Exercise description.
Below is a block of records: output all of them exactly and leave out the pictures.
**** Record extracts
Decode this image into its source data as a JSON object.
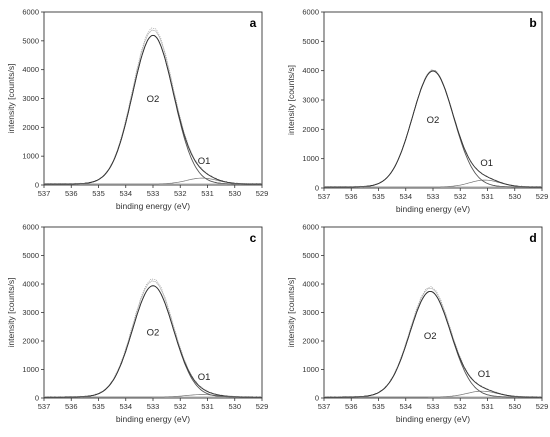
{
  "chart_data": [
    {
      "type": "line",
      "panel_label": "a",
      "xlabel": "binding energy (eV)",
      "ylabel": "intensity [counts/s]",
      "xlim": [
        537,
        529
      ],
      "ylim": [
        0,
        6000
      ],
      "x_ticks": [
        "537",
        "536",
        "535",
        "534",
        "533",
        "532",
        "531",
        "530",
        "529"
      ],
      "y_ticks": [
        "0",
        "1000",
        "2000",
        "3000",
        "4000",
        "5000",
        "6000"
      ],
      "x_reversed": true,
      "grid": false,
      "peaks": [
        {
          "name": "O2",
          "center": 533.0,
          "height": 5150,
          "sigma": 0.75
        },
        {
          "name": "O1",
          "center": 531.2,
          "height": 200,
          "sigma": 0.55
        }
      ],
      "background": 40,
      "measured_peak_max": 5450
    },
    {
      "type": "line",
      "panel_label": "b",
      "xlabel": "binding energy (eV)",
      "ylabel": "intensity [counts/s]",
      "xlim": [
        537,
        529
      ],
      "ylim": [
        0,
        6000
      ],
      "x_ticks": [
        "537",
        "536",
        "535",
        "534",
        "533",
        "532",
        "531",
        "530",
        "529"
      ],
      "y_ticks": [
        "0",
        "1000",
        "2000",
        "3000",
        "4000",
        "5000",
        "6000"
      ],
      "x_reversed": true,
      "grid": false,
      "peaks": [
        {
          "name": "O2",
          "center": 533.0,
          "height": 3950,
          "sigma": 0.75
        },
        {
          "name": "O1",
          "center": 531.1,
          "height": 230,
          "sigma": 0.55
        }
      ],
      "background": 40,
      "measured_peak_max": 4030
    },
    {
      "type": "line",
      "panel_label": "c",
      "xlabel": "binding energy (eV)",
      "ylabel": "intensity [counts/s]",
      "xlim": [
        537,
        529
      ],
      "ylim": [
        0,
        6000
      ],
      "x_ticks": [
        "537",
        "536",
        "535",
        "534",
        "533",
        "532",
        "531",
        "530",
        "529"
      ],
      "y_ticks": [
        "0",
        "1000",
        "2000",
        "3000",
        "4000",
        "5000",
        "6000"
      ],
      "x_reversed": true,
      "grid": false,
      "peaks": [
        {
          "name": "O2",
          "center": 533.0,
          "height": 3900,
          "sigma": 0.75
        },
        {
          "name": "O1",
          "center": 531.2,
          "height": 80,
          "sigma": 0.55
        }
      ],
      "background": 40,
      "measured_peak_max": 4180
    },
    {
      "type": "line",
      "panel_label": "d",
      "xlabel": "binding energy (eV)",
      "ylabel": "intensity [counts/s]",
      "xlim": [
        537,
        529
      ],
      "ylim": [
        0,
        6000
      ],
      "x_ticks": [
        "537",
        "536",
        "535",
        "534",
        "533",
        "532",
        "531",
        "530",
        "529"
      ],
      "y_ticks": [
        "0",
        "1000",
        "2000",
        "3000",
        "4000",
        "5000",
        "6000"
      ],
      "x_reversed": true,
      "grid": false,
      "peaks": [
        {
          "name": "O2",
          "center": 533.1,
          "height": 3700,
          "sigma": 0.75
        },
        {
          "name": "O1",
          "center": 531.2,
          "height": 200,
          "sigma": 0.55
        }
      ],
      "background": 40,
      "measured_peak_max": 3900
    }
  ]
}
********
Exercise result.
Decode this image into its source data as a JSON object.
{
  "chart_data": [
    {
      "type": "line",
      "panel_label": "a",
      "xlabel": "binding energy (eV)",
      "ylabel": "intensity [counts/s]",
      "xlim": [
        537,
        529
      ],
      "ylim": [
        0,
        6000
      ],
      "x_ticks": [
        "537",
        "536",
        "535",
        "534",
        "533",
        "532",
        "531",
        "530",
        "529"
      ],
      "y_ticks": [
        "0",
        "1000",
        "2000",
        "3000",
        "4000",
        "5000",
        "6000"
      ],
      "x_reversed": true,
      "grid": false,
      "peaks": [
        {
          "name": "O2",
          "center": 533.0,
          "height": 5150,
          "sigma": 0.75
        },
        {
          "name": "O1",
          "center": 531.2,
          "height": 200,
          "sigma": 0.55
        }
      ],
      "background": 40,
      "measured_peak_max": 5450
    },
    {
      "type": "line",
      "panel_label": "b",
      "xlabel": "binding energy (eV)",
      "ylabel": "intensity [counts/s]",
      "xlim": [
        537,
        529
      ],
      "ylim": [
        0,
        6000
      ],
      "x_ticks": [
        "537",
        "536",
        "535",
        "534",
        "533",
        "532",
        "531",
        "530",
        "529"
      ],
      "y_ticks": [
        "0",
        "1000",
        "2000",
        "3000",
        "4000",
        "5000",
        "6000"
      ],
      "x_reversed": true,
      "grid": false,
      "peaks": [
        {
          "name": "O2",
          "center": 533.0,
          "height": 3950,
          "sigma": 0.75
        },
        {
          "name": "O1",
          "center": 531.1,
          "height": 230,
          "sigma": 0.55
        }
      ],
      "background": 40,
      "measured_peak_max": 4030
    },
    {
      "type": "line",
      "panel_label": "c",
      "xlabel": "binding energy (eV)",
      "ylabel": "intensity [counts/s]",
      "xlim": [
        537,
        529
      ],
      "ylim": [
        0,
        6000
      ],
      "x_ticks": [
        "537",
        "536",
        "535",
        "534",
        "533",
        "532",
        "531",
        "530",
        "529"
      ],
      "y_ticks": [
        "0",
        "1000",
        "2000",
        "3000",
        "4000",
        "5000",
        "6000"
      ],
      "x_reversed": true,
      "grid": false,
      "peaks": [
        {
          "name": "O2",
          "center": 533.0,
          "height": 3900,
          "sigma": 0.75
        },
        {
          "name": "O1",
          "center": 531.2,
          "height": 80,
          "sigma": 0.55
        }
      ],
      "background": 40,
      "measured_peak_max": 4180
    },
    {
      "type": "line",
      "panel_label": "d",
      "xlabel": "binding energy (eV)",
      "ylabel": "intensity [counts/s]",
      "xlim": [
        537,
        529
      ],
      "ylim": [
        0,
        6000
      ],
      "x_ticks": [
        "537",
        "536",
        "535",
        "534",
        "533",
        "532",
        "531",
        "530",
        "529"
      ],
      "y_ticks": [
        "0",
        "1000",
        "2000",
        "3000",
        "4000",
        "5000",
        "6000"
      ],
      "x_reversed": true,
      "grid": false,
      "peaks": [
        {
          "name": "O2",
          "center": 533.1,
          "height": 3700,
          "sigma": 0.75
        },
        {
          "name": "O1",
          "center": 531.2,
          "height": 200,
          "sigma": 0.55
        }
      ],
      "background": 40,
      "measured_peak_max": 3900
    }
  ]
}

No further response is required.